**Passage to read**:
☆ ☆ ☆ ☆ ☆

Feature selection is a process of selecting a subset of original features with minimum loss of information related to final task (classification, regression, etc.)

## Why feature selection?

* increase predictive accuracy of classifier
* improve optimization stability by removing multicollinearity
* increase computational efficiency
* reduce cost of future data collection
* make classifier more interpretable

**Not always necessary step**
* some methods have implicit feature selection


## Feature Selection Approaches
* Unsupervised methods
    * don't use target feature
* Filter methdos
    * use target feature
    * consider each feature independently
* Wrapper methods
    * uses model quality
* Embedded methdos
    * embedded inside model

### "Unsupervised" methods

* Determine feature importance regardless of target feature
* Your options?


### Filter methods 
* Features are considered independently of each other
* Individual predictive power is measures

** Basically **
* Order features with respect to feature importances $I(f)$:
$$
I(f_{1})> I(f_{2})> \dots\ge I(f_{D})

☆ ☆ ☆ ☆ ☆

**Dataset content**:
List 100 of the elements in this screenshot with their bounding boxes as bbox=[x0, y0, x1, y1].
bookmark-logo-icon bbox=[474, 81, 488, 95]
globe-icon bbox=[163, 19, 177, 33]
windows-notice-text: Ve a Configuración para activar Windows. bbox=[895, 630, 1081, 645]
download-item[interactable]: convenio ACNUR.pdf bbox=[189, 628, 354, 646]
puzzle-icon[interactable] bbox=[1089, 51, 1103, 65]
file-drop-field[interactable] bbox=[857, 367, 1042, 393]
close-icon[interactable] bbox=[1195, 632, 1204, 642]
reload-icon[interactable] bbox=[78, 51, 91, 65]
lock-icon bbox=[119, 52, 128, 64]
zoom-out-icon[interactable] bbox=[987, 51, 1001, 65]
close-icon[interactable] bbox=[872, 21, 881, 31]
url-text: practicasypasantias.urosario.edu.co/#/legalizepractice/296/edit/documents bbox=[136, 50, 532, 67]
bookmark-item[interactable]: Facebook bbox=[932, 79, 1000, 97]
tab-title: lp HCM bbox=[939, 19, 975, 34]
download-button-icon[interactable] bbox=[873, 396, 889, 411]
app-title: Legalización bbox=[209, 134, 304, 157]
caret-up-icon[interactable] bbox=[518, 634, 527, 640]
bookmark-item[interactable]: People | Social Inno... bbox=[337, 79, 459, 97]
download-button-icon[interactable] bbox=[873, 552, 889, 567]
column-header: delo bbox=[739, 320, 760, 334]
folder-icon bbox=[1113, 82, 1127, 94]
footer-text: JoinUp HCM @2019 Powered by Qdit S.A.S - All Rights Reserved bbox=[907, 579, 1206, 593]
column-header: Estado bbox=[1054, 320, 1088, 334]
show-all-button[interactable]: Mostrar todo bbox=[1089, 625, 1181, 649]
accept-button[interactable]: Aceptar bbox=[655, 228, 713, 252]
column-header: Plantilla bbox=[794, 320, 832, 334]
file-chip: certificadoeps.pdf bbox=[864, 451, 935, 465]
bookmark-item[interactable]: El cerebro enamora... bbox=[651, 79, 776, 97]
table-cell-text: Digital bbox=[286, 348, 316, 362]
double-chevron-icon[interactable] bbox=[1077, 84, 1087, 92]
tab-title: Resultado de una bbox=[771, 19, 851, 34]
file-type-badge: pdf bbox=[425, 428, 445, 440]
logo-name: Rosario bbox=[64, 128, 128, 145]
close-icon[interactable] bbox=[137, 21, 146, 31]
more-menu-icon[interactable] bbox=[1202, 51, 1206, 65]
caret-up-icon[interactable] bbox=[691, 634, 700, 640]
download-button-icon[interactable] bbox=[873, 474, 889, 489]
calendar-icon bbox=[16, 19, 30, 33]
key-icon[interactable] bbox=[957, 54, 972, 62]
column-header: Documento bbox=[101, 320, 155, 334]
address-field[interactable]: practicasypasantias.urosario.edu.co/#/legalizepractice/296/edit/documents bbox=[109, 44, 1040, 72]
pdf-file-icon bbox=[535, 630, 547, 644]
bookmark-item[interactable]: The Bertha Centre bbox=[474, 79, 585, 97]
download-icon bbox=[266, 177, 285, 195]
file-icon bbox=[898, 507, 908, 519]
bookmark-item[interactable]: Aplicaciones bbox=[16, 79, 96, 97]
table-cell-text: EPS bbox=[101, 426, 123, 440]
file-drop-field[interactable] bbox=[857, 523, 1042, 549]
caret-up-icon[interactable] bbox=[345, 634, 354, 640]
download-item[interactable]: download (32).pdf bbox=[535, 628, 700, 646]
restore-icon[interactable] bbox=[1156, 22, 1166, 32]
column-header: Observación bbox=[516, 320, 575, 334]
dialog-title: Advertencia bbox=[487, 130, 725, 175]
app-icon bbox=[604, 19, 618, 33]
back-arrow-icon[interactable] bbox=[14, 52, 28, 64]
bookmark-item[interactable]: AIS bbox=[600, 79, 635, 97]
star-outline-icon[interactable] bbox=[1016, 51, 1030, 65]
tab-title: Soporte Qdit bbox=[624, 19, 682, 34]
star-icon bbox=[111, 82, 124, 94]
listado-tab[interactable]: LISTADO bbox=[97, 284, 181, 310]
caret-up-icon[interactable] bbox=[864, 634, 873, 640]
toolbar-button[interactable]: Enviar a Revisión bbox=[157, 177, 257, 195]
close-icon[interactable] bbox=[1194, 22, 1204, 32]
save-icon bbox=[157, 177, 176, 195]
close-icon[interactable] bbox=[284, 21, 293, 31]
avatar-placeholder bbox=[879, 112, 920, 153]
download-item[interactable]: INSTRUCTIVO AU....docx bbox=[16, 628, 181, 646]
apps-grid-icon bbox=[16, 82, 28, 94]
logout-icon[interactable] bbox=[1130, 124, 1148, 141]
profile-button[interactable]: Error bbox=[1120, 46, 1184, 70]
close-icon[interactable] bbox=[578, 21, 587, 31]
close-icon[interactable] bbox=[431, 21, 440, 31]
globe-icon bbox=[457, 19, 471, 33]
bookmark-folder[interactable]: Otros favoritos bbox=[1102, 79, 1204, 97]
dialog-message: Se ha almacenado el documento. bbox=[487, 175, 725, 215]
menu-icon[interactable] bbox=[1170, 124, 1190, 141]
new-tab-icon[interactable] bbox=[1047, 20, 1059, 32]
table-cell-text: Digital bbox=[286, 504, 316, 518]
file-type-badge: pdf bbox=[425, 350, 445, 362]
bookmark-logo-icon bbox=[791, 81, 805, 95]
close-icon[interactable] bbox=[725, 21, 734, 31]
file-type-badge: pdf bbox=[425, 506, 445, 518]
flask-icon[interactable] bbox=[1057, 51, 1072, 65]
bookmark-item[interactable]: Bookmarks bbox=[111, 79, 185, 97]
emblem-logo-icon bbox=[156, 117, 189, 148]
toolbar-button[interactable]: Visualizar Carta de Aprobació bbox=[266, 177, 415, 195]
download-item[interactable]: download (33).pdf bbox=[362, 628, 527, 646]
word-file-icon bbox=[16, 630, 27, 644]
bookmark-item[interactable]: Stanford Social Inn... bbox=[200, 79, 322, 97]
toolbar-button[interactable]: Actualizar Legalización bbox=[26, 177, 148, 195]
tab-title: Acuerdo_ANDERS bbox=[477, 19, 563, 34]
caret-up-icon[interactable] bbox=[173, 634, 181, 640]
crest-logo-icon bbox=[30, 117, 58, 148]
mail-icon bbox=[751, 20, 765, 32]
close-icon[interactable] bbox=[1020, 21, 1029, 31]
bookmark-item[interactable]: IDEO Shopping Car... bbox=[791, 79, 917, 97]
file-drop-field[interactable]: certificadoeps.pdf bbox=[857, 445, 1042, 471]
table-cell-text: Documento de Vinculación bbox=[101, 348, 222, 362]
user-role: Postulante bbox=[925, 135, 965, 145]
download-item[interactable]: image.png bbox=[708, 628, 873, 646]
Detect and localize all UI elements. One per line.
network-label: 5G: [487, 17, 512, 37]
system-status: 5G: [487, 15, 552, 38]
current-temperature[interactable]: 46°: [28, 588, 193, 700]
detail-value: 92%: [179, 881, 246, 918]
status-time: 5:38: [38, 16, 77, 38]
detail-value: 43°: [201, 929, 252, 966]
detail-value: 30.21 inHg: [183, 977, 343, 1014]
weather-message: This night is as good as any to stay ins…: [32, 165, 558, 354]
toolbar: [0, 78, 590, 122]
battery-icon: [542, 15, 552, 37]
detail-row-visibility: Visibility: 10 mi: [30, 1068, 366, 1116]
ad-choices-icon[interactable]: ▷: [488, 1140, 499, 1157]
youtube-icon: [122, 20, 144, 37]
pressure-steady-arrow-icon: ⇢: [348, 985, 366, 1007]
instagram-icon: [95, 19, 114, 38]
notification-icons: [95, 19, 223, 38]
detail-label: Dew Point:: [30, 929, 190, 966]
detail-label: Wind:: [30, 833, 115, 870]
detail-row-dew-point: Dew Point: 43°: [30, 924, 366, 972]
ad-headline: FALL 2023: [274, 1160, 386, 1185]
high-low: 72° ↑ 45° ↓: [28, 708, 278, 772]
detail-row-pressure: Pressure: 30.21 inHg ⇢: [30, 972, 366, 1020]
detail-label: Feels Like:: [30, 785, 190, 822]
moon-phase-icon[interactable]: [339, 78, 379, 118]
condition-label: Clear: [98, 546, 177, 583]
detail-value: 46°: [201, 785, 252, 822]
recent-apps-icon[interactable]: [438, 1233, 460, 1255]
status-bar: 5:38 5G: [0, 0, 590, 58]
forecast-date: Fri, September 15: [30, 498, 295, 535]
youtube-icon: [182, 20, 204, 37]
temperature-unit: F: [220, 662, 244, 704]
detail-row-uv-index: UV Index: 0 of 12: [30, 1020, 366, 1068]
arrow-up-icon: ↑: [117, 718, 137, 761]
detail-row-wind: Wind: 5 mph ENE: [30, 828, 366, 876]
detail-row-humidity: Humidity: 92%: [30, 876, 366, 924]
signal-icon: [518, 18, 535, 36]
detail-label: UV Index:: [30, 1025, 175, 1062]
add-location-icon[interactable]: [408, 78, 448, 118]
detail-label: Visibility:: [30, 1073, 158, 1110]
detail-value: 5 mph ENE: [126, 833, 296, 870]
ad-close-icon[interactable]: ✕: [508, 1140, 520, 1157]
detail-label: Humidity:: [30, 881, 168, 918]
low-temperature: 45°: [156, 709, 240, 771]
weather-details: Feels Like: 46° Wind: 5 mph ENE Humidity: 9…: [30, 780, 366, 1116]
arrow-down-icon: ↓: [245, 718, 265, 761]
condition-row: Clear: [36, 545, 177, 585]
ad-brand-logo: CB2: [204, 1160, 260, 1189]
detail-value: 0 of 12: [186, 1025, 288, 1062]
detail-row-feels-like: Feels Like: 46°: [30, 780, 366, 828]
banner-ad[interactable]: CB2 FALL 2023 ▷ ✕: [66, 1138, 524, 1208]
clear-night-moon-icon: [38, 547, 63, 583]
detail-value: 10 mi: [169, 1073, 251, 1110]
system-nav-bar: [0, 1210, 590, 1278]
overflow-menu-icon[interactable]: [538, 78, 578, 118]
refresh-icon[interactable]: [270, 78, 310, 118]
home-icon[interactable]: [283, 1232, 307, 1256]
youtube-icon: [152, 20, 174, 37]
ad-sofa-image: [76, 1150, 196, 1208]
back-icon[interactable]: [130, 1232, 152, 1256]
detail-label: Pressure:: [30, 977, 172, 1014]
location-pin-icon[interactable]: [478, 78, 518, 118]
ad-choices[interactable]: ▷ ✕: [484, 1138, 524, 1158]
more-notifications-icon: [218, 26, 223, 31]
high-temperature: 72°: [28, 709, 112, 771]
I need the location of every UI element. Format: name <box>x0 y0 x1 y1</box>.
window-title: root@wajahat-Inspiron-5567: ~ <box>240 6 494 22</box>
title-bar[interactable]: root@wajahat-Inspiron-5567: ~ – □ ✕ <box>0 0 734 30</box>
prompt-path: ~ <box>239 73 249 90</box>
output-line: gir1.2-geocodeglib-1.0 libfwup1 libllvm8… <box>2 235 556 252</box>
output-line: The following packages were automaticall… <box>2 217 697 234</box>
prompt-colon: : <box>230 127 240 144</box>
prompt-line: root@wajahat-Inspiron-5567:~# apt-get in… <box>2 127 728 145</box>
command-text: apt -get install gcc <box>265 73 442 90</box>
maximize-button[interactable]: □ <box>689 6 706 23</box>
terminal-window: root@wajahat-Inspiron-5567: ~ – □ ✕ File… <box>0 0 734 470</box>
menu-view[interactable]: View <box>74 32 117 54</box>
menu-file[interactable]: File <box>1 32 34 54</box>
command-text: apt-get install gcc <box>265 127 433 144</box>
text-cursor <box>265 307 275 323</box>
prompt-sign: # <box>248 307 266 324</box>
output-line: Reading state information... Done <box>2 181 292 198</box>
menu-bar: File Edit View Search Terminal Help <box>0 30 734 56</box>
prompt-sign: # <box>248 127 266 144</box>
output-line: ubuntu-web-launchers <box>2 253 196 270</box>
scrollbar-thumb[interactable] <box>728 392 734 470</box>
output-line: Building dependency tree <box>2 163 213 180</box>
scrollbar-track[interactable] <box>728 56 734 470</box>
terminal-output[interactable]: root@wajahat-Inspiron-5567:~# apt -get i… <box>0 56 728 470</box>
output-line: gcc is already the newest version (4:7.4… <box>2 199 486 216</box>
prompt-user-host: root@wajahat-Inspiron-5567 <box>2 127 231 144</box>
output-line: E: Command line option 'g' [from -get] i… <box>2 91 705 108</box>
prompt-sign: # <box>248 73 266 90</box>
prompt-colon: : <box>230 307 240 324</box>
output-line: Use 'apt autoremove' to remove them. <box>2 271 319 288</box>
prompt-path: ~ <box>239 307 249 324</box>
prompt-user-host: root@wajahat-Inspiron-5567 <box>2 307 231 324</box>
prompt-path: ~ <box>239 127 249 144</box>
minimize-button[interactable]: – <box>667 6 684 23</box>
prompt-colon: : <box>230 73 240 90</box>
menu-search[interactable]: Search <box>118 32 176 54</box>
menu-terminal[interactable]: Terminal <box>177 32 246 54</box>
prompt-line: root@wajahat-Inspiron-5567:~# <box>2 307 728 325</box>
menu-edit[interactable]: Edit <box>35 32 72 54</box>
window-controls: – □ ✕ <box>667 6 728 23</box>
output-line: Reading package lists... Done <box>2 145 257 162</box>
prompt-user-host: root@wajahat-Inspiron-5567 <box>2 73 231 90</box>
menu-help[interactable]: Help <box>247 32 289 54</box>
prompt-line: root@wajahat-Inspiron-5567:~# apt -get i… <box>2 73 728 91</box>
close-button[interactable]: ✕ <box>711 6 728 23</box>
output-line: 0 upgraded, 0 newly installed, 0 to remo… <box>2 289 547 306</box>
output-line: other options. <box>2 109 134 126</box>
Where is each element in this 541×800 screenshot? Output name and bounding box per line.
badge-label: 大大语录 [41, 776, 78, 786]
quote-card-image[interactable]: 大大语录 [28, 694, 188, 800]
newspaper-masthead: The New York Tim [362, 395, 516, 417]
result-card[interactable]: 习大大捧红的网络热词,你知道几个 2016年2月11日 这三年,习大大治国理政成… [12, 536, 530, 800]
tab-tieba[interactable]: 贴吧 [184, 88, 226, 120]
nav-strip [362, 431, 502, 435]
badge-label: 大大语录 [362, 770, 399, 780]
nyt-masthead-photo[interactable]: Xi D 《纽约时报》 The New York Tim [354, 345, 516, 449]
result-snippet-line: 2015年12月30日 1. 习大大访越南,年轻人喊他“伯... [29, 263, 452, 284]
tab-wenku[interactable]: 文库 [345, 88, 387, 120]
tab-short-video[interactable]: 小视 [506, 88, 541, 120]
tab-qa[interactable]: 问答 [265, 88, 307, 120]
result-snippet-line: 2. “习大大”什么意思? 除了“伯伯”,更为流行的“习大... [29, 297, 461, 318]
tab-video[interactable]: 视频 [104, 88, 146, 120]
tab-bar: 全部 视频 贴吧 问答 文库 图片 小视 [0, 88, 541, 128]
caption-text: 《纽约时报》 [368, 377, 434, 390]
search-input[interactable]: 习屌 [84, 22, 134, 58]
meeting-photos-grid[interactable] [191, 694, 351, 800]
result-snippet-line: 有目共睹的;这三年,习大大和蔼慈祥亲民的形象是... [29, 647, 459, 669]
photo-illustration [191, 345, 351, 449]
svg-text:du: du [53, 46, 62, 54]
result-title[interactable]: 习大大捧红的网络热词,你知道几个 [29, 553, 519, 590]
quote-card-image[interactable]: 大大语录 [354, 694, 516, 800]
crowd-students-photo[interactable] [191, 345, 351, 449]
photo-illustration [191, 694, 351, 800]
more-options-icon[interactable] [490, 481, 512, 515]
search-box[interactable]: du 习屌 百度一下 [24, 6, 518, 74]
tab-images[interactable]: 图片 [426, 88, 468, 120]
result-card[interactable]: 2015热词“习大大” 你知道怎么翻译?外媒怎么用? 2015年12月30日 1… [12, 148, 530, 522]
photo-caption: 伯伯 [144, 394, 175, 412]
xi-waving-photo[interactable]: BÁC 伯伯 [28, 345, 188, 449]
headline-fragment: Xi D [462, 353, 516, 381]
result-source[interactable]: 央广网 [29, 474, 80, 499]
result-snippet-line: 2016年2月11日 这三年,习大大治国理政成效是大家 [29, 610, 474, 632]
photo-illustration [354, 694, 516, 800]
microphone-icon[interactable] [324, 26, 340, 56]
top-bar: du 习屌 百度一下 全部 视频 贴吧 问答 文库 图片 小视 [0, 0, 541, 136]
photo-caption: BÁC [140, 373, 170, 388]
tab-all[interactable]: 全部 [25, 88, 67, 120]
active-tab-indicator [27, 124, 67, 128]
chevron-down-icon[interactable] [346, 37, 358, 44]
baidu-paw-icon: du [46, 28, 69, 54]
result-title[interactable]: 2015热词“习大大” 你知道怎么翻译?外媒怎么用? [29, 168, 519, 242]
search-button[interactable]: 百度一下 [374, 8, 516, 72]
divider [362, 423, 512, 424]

☆ ☆ ☆ ☆ ☆

**Task to complete**: In the passage on feature selection, what do unsupervised methods not use?

**Exercise answer**: The target feature.